╔══

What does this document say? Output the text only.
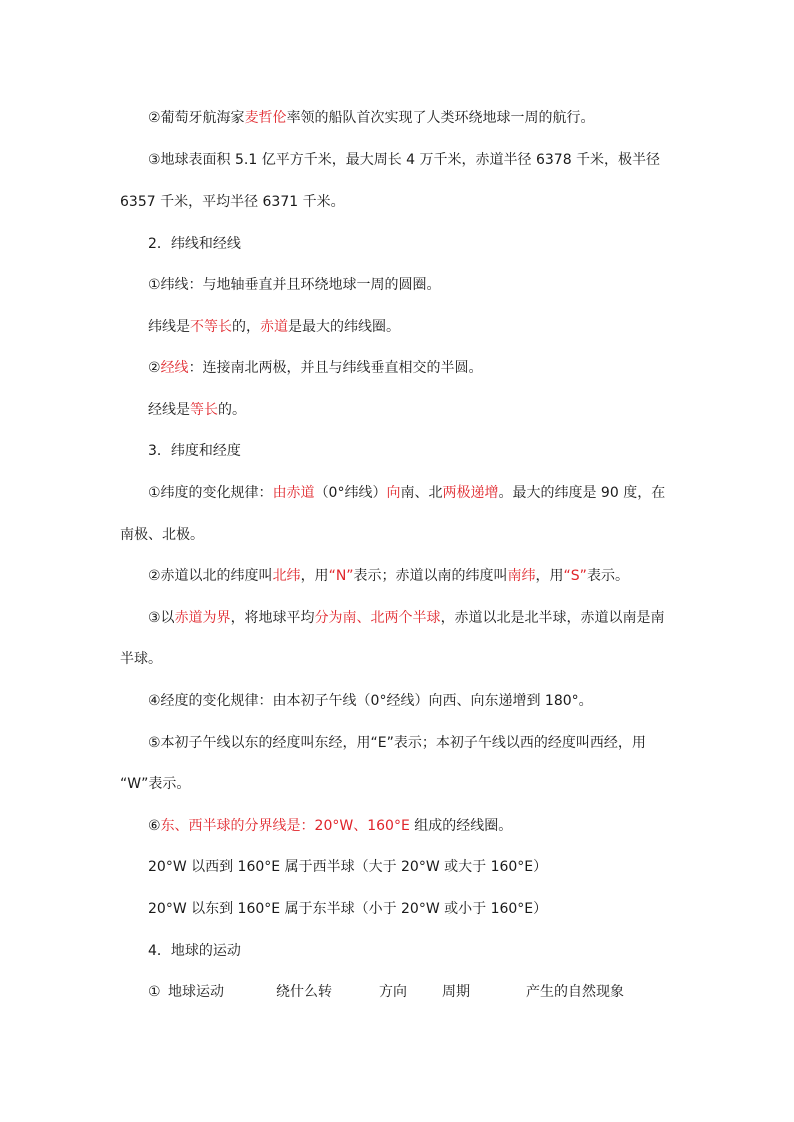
②葡萄牙航海家麦哲伦率领的船队首次实现了人类环绕地球一周的航行。
③地球表面积 5.1 亿平方千米，最大周长 4 万千米，赤道半径 6378 千米，极半径
6357 千米，平均半径 6371 千米。
2．纬线和经线
①纬线：与地轴垂直并且环绕地球一周的圆圈。
纬线是不等长的，赤道是最大的纬线圈。
②经线：连接南北两极，并且与纬线垂直相交的半圆。
经线是等长的。
3．纬度和经度
①纬度的变化规律：由赤道（0°纬线）向南、北两极递增。最大的纬度是 90 度，在
南极、北极。
②赤道以北的纬度叫北纬，用“N”表示；赤道以南的纬度叫南纬，用“S”表示。
③以赤道为界，将地球平均分为南、北两个半球，赤道以北是北半球，赤道以南是南
半球。
④经度的变化规律：由本初子午线（0°经线）向西、向东递增到 180°。
⑤本初子午线以东的经度叫东经，用“E”表示；本初子午线以西的经度叫西经，用
“W”表示。
⑥东、西半球的分界线是：20°W、160°E 组成的经线圈。
20°W 以西到 160°E 属于西半球（大于 20°W 或大于 160°E）
20°W 以东到 160°E 属于东半球（小于 20°W 或小于 160°E）
4．地球的运动
① 地球运动	绕什么转	方向	周期	产生的自然现象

╚══

__SET EXERCISE__: Give all the entries again exactly, dropping each picture.

__SOLUTION TO THE EXERCISE__:
What does this document say? Output the text only.
②葡萄牙航海家麦哲伦率领的船队首次实现了人类环绕地球一周的航行。
③地球表面积 5.1 亿平方千米，最大周长 4 万千米，赤道半径 6378 千米，极半径
6357 千米，平均半径 6371 千米。
2．纬线和经线
①纬线：与地轴垂直并且环绕地球一周的圆圈。
纬线是不等长的，赤道是最大的纬线圈。
②经线：连接南北两极，并且与纬线垂直相交的半圆。
经线是等长的。
3．纬度和经度
①纬度的变化规律：由赤道（0°纬线）向南、北两极递增。最大的纬度是 90 度，在
南极、北极。
②赤道以北的纬度叫北纬，用“N”表示；赤道以南的纬度叫南纬，用“S”表示。
③以赤道为界，将地球平均分为南、北两个半球，赤道以北是北半球，赤道以南是南
半球。
④经度的变化规律：由本初子午线（0°经线）向西、向东递增到 180°。
⑤本初子午线以东的经度叫东经，用“E”表示；本初子午线以西的经度叫西经，用
“W”表示。
⑥东、西半球的分界线是：20°W、160°E 组成的经线圈。
20°W 以西到 160°E 属于西半球（大于 20°W 或大于 160°E）
20°W 以东到 160°E 属于东半球（小于 20°W 或小于 160°E）
4．地球的运动
① 地球运动	绕什么转	方向	周期	产生的自然现象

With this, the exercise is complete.